■ Task ■
Extract every line of the material below and reproduce it faithfully.

■ Stored data ■
※
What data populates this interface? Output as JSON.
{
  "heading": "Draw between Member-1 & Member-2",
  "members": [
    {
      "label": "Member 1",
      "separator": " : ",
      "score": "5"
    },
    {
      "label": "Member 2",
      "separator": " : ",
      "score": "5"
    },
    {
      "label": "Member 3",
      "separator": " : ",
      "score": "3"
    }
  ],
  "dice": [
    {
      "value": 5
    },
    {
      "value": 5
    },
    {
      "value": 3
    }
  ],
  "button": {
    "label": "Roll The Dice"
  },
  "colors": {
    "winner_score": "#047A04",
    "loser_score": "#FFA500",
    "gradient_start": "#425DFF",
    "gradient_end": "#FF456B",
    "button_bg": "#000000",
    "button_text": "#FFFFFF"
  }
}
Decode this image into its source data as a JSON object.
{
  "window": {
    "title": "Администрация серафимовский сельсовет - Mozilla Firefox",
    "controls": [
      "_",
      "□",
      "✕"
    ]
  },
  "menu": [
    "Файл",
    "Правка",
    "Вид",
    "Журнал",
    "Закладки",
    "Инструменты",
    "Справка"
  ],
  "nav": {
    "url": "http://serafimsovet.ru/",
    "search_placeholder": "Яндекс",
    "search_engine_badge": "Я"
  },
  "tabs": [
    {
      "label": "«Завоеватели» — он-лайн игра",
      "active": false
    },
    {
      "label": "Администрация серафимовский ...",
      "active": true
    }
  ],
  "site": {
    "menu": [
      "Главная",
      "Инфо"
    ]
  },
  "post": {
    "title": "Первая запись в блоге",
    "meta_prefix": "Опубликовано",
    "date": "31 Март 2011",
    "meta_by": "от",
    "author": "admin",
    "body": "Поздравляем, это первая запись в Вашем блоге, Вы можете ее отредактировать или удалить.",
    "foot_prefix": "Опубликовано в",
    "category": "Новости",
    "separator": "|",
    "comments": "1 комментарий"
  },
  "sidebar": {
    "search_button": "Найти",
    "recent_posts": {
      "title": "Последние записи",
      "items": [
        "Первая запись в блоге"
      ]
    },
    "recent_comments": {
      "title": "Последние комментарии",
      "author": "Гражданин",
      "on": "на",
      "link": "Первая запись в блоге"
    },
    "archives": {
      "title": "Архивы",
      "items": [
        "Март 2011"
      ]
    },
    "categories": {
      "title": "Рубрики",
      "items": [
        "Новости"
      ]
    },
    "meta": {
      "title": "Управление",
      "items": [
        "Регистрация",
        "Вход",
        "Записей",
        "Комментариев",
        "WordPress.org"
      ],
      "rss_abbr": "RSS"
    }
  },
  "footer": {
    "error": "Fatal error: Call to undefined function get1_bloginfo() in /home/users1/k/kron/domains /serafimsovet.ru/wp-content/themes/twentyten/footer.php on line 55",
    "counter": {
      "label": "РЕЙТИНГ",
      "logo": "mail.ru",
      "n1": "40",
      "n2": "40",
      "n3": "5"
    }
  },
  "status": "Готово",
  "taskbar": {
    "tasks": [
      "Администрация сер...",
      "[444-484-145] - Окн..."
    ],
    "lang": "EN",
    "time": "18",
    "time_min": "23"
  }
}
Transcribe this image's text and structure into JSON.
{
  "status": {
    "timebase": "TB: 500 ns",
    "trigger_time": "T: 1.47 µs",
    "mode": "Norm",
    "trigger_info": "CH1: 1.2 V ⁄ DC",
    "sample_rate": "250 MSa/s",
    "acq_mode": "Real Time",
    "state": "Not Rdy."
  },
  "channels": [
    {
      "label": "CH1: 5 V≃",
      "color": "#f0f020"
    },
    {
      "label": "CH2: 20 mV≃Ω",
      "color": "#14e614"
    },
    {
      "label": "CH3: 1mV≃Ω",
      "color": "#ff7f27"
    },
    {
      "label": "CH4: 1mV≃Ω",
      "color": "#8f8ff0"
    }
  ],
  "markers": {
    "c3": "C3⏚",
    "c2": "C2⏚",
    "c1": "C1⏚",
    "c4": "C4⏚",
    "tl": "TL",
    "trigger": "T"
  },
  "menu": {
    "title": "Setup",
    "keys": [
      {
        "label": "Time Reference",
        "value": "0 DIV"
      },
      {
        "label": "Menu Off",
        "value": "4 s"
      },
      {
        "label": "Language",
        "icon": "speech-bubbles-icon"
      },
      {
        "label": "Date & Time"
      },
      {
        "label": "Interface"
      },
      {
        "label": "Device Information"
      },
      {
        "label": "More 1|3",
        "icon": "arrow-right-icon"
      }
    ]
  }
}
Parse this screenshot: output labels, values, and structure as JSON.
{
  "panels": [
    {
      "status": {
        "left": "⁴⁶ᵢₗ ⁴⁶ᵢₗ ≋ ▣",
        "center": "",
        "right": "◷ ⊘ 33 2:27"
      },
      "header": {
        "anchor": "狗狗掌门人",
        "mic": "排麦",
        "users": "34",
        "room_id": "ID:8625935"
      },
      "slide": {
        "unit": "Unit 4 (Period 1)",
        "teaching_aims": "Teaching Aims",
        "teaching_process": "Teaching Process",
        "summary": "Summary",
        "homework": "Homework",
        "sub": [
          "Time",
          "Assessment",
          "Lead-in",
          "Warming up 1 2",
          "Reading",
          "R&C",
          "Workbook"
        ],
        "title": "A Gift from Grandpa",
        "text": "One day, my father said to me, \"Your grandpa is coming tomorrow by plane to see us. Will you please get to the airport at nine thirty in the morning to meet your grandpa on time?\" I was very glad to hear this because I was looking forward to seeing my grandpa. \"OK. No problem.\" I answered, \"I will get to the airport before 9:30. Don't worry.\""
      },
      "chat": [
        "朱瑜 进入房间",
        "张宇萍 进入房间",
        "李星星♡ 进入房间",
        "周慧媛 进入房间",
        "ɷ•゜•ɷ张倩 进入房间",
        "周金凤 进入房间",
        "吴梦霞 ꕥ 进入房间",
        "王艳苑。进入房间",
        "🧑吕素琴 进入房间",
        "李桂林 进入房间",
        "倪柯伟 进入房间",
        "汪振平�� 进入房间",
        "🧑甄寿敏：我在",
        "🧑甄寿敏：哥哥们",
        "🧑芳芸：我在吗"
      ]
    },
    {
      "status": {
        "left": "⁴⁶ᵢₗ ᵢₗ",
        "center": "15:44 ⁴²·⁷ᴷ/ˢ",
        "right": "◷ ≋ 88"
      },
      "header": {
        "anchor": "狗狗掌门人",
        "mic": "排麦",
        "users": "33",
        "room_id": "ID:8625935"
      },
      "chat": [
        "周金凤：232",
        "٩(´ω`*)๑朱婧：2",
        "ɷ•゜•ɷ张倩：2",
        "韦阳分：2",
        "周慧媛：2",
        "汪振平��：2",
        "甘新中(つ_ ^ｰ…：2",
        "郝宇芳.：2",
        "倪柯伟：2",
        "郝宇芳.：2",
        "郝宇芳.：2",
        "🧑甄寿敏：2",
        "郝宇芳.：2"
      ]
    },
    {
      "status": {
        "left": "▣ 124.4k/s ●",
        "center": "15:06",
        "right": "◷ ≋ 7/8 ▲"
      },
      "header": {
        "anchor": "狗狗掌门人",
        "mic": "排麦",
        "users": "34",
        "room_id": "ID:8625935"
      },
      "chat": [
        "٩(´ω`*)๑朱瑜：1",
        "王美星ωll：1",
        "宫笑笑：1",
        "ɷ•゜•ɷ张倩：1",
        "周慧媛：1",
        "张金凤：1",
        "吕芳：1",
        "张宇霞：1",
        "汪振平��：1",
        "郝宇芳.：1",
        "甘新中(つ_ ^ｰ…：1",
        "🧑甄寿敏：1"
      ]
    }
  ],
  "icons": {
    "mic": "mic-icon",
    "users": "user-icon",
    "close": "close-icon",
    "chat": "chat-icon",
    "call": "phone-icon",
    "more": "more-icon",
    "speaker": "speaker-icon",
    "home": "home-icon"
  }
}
※
■ Finished answer ■
What data populates this interface? Output as JSON.
{
  "heading": "Draw between Member-1 & Member-2",
  "members": [
    {
      "label": "Member 1",
      "separator": " : ",
      "score": "5"
    },
    {
      "label": "Member 2",
      "separator": " : ",
      "score": "5"
    },
    {
      "label": "Member 3",
      "separator": " : ",
      "score": "3"
    }
  ],
  "dice": [
    {
      "value": 5
    },
    {
      "value": 5
    },
    {
      "value": 3
    }
  ],
  "button": {
    "label": "Roll The Dice"
  },
  "colors": {
    "winner_score": "#047A04",
    "loser_score": "#FFA500",
    "gradient_start": "#425DFF",
    "gradient_end": "#FF456B",
    "button_bg": "#000000",
    "button_text": "#FFFFFF"
  }
}
Decode this image into its source data as a JSON object.
{
  "window": {
    "title": "Администрация серафимовский сельсовет - Mozilla Firefox",
    "controls": [
      "_",
      "□",
      "✕"
    ]
  },
  "menu": [
    "Файл",
    "Правка",
    "Вид",
    "Журнал",
    "Закладки",
    "Инструменты",
    "Справка"
  ],
  "nav": {
    "url": "http://serafimsovet.ru/",
    "search_placeholder": "Яндекс",
    "search_engine_badge": "Я"
  },
  "tabs": [
    {
      "label": "«Завоеватели» — он-лайн игра",
      "active": false
    },
    {
      "label": "Администрация серафимовский ...",
      "active": true
    }
  ],
  "site": {
    "menu": [
      "Главная",
      "Инфо"
    ]
  },
  "post": {
    "title": "Первая запись в блоге",
    "meta_prefix": "Опубликовано",
    "date": "31 Март 2011",
    "meta_by": "от",
    "author": "admin",
    "body": "Поздравляем, это первая запись в Вашем блоге, Вы можете ее отредактировать или удалить.",
    "foot_prefix": "Опубликовано в",
    "category": "Новости",
    "separator": "|",
    "comments": "1 комментарий"
  },
  "sidebar": {
    "search_button": "Найти",
    "recent_posts": {
      "title": "Последние записи",
      "items": [
        "Первая запись в блоге"
      ]
    },
    "recent_comments": {
      "title": "Последние комментарии",
      "author": "Гражданин",
      "on": "на",
      "link": "Первая запись в блоге"
    },
    "archives": {
      "title": "Архивы",
      "items": [
        "Март 2011"
      ]
    },
    "categories": {
      "title": "Рубрики",
      "items": [
        "Новости"
      ]
    },
    "meta": {
      "title": "Управление",
      "items": [
        "Регистрация",
        "Вход",
        "Записей",
        "Комментариев",
        "WordPress.org"
      ],
      "rss_abbr": "RSS"
    }
  },
  "footer": {
    "error": "Fatal error: Call to undefined function get1_bloginfo() in /home/users1/k/kron/domains /serafimsovet.ru/wp-content/themes/twentyten/footer.php on line 55",
    "counter": {
      "label": "РЕЙТИНГ",
      "logo": "mail.ru",
      "n1": "40",
      "n2": "40",
      "n3": "5"
    }
  },
  "status": "Готово",
  "taskbar": {
    "tasks": [
      "Администрация сер...",
      "[444-484-145] - Окн..."
    ],
    "lang": "EN",
    "time": "18",
    "time_min": "23"
  }
}
Transcribe this image's text and structure into JSON.
{
  "status": {
    "timebase": "TB: 500 ns",
    "trigger_time": "T: 1.47 µs",
    "mode": "Norm",
    "trigger_info": "CH1: 1.2 V ⁄ DC",
    "sample_rate": "250 MSa/s",
    "acq_mode": "Real Time",
    "state": "Not Rdy."
  },
  "channels": [
    {
      "label": "CH1: 5 V≃",
      "color": "#f0f020"
    },
    {
      "label": "CH2: 20 mV≃Ω",
      "color": "#14e614"
    },
    {
      "label": "CH3: 1mV≃Ω",
      "color": "#ff7f27"
    },
    {
      "label": "CH4: 1mV≃Ω",
      "color": "#8f8ff0"
    }
  ],
  "markers": {
    "c3": "C3⏚",
    "c2": "C2⏚",
    "c1": "C1⏚",
    "c4": "C4⏚",
    "tl": "TL",
    "trigger": "T"
  },
  "menu": {
    "title": "Setup",
    "keys": [
      {
        "label": "Time Reference",
        "value": "0 DIV"
      },
      {
        "label": "Menu Off",
        "value": "4 s"
      },
      {
        "label": "Language",
        "icon": "speech-bubbles-icon"
      },
      {
        "label": "Date & Time"
      },
      {
        "label": "Interface"
      },
      {
        "label": "Device Information"
      },
      {
        "label": "More 1|3",
        "icon": "arrow-right-icon"
      }
    ]
  }
}
Parse this screenshot: output labels, values, and structure as JSON.
{
  "panels": [
    {
      "status": {
        "left": "⁴⁶ᵢₗ ⁴⁶ᵢₗ ≋ ▣",
        "center": "",
        "right": "◷ ⊘ 33 2:27"
      },
      "header": {
        "anchor": "狗狗掌门人",
        "mic": "排麦",
        "users": "34",
        "room_id": "ID:8625935"
      },
      "slide": {
        "unit": "Unit 4 (Period 1)",
        "teaching_aims": "Teaching Aims",
        "teaching_process": "Teaching Process",
        "summary": "Summary",
        "homework": "Homework",
        "sub": [
          "Time",
          "Assessment",
          "Lead-in",
          "Warming up 1 2",
          "Reading",
          "R&C",
          "Workbook"
        ],
        "title": "A Gift from Grandpa",
        "text": "One day, my father said to me, \"Your grandpa is coming tomorrow by plane to see us. Will you please get to the airport at nine thirty in the morning to meet your grandpa on time?\" I was very glad to hear this because I was looking forward to seeing my grandpa. \"OK. No problem.\" I answered, \"I will get to the airport before 9:30. Don't worry.\""
      },
      "chat": [
        "朱瑜 进入房间",
        "张宇萍 进入房间",
        "李星星♡ 进入房间",
        "周慧媛 进入房间",
        "ɷ•゜•ɷ张倩 进入房间",
        "周金凤 进入房间",
        "吴梦霞 ꕥ 进入房间",
        "王艳苑。进入房间",
        "🧑吕素琴 进入房间",
        "李桂林 进入房间",
        "倪柯伟 进入房间",
        "汪振平�� 进入房间",
        "🧑甄寿敏：我在",
        "🧑甄寿敏：哥哥们",
        "🧑芳芸：我在吗"
      ]
    },
    {
      "status": {
        "left": "⁴⁶ᵢₗ ᵢₗ",
        "center": "15:44 ⁴²·⁷ᴷ/ˢ",
        "right": "◷ ≋ 88"
      },
      "header": {
        "anchor": "狗狗掌门人",
        "mic": "排麦",
        "users": "33",
        "room_id": "ID:8625935"
      },
      "chat": [
        "周金凤：232",
        "٩(´ω`*)๑朱婧：2",
        "ɷ•゜•ɷ张倩：2",
        "韦阳分：2",
        "周慧媛：2",
        "汪振平��：2",
        "甘新中(つ_ ^ｰ…：2",
        "郝宇芳.：2",
        "倪柯伟：2",
        "郝宇芳.：2",
        "郝宇芳.：2",
        "🧑甄寿敏：2",
        "郝宇芳.：2"
      ]
    },
    {
      "status": {
        "left": "▣ 124.4k/s ●",
        "center": "15:06",
        "right": "◷ ≋ 7/8 ▲"
      },
      "header": {
        "anchor": "狗狗掌门人",
        "mic": "排麦",
        "users": "34",
        "room_id": "ID:8625935"
      },
      "chat": [
        "٩(´ω`*)๑朱瑜：1",
        "王美星ωll：1",
        "宫笑笑：1",
        "ɷ•゜•ɷ张倩：1",
        "周慧媛：1",
        "张金凤：1",
        "吕芳：1",
        "张宇霞：1",
        "汪振平��：1",
        "郝宇芳.：1",
        "甘新中(つ_ ^ｰ…：1",
        "🧑甄寿敏：1"
      ]
    }
  ],
  "icons": {
    "mic": "mic-icon",
    "users": "user-icon",
    "close": "close-icon",
    "chat": "chat-icon",
    "call": "phone-icon",
    "more": "more-icon",
    "speaker": "speaker-icon",
    "home": "home-icon"
  }
}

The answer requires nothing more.